> **WHAT THE TASK REQUIRES**
Reproduce the records below exactly as they appear, omitting any pictures they contain.

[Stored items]
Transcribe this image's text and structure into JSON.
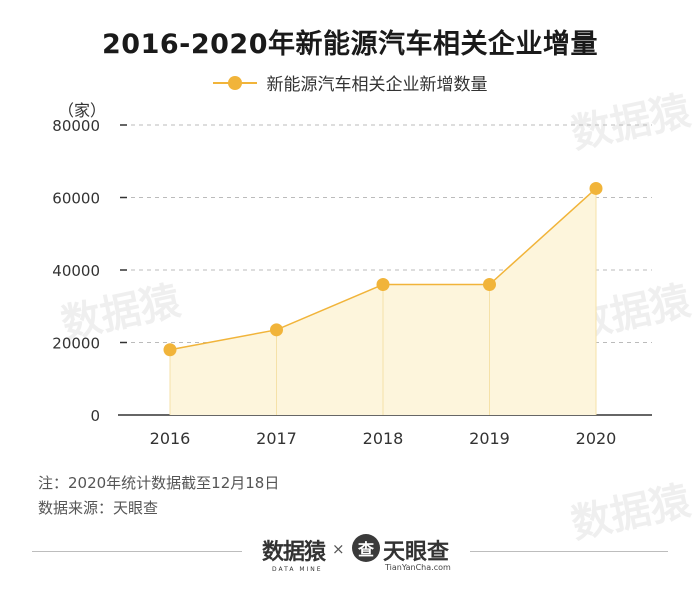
{
  "title": "2016-2020年新能源汽车相关企业增量",
  "unit_label": "（家）",
  "legend_label": "新能源汽车相关企业新增数量",
  "note": "注：2020年统计数据截至12月18日",
  "source": "数据来源：天眼查",
  "brands": {
    "datamine": "数据猿",
    "datamine_sub": "DATA MINE",
    "separator": "×",
    "tianyancha_logo": "查",
    "tianyancha": "天眼查",
    "tianyancha_url": "TianYanCha.com"
  },
  "watermark_text": "数据猿",
  "colors": {
    "line": "#f1b43a",
    "fill": "#fdf5dc",
    "drop": "#f5e1a8"
  },
  "chart_data": {
    "type": "area",
    "title": "2016-2020年新能源汽车相关企业增量",
    "ylabel": "（家）",
    "xlabel": "",
    "categories": [
      "2016",
      "2017",
      "2018",
      "2019",
      "2020"
    ],
    "series": [
      {
        "name": "新能源汽车相关企业新增数量",
        "values": [
          18000,
          23500,
          36000,
          36000,
          62500
        ]
      }
    ],
    "ylim": [
      0,
      80000
    ],
    "yticks": [
      0,
      20000,
      40000,
      60000,
      80000
    ],
    "ytick_labels": [
      "0",
      "20000",
      "40000",
      "60000",
      "80000"
    ],
    "grid": true,
    "legend": "top-center"
  }
}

> **FINAL RESULT**
Transcribe this image's text and structure into JSON.
{
  "title": "2016-2020年新能源汽车相关企业增量",
  "unit_label": "（家）",
  "legend_label": "新能源汽车相关企业新增数量",
  "note": "注：2020年统计数据截至12月18日",
  "source": "数据来源：天眼查",
  "brands": {
    "datamine": "数据猿",
    "datamine_sub": "DATA MINE",
    "separator": "×",
    "tianyancha_logo": "查",
    "tianyancha": "天眼查",
    "tianyancha_url": "TianYanCha.com"
  },
  "watermark_text": "数据猿",
  "colors": {
    "line": "#f1b43a",
    "fill": "#fdf5dc",
    "drop": "#f5e1a8"
  },
  "chart_data": {
    "type": "area",
    "title": "2016-2020年新能源汽车相关企业增量",
    "ylabel": "（家）",
    "xlabel": "",
    "categories": [
      "2016",
      "2017",
      "2018",
      "2019",
      "2020"
    ],
    "series": [
      {
        "name": "新能源汽车相关企业新增数量",
        "values": [
          18000,
          23500,
          36000,
          36000,
          62500
        ]
      }
    ],
    "ylim": [
      0,
      80000
    ],
    "yticks": [
      0,
      20000,
      40000,
      60000,
      80000
    ],
    "ytick_labels": [
      "0",
      "20000",
      "40000",
      "60000",
      "80000"
    ],
    "grid": true,
    "legend": "top-center"
  }
}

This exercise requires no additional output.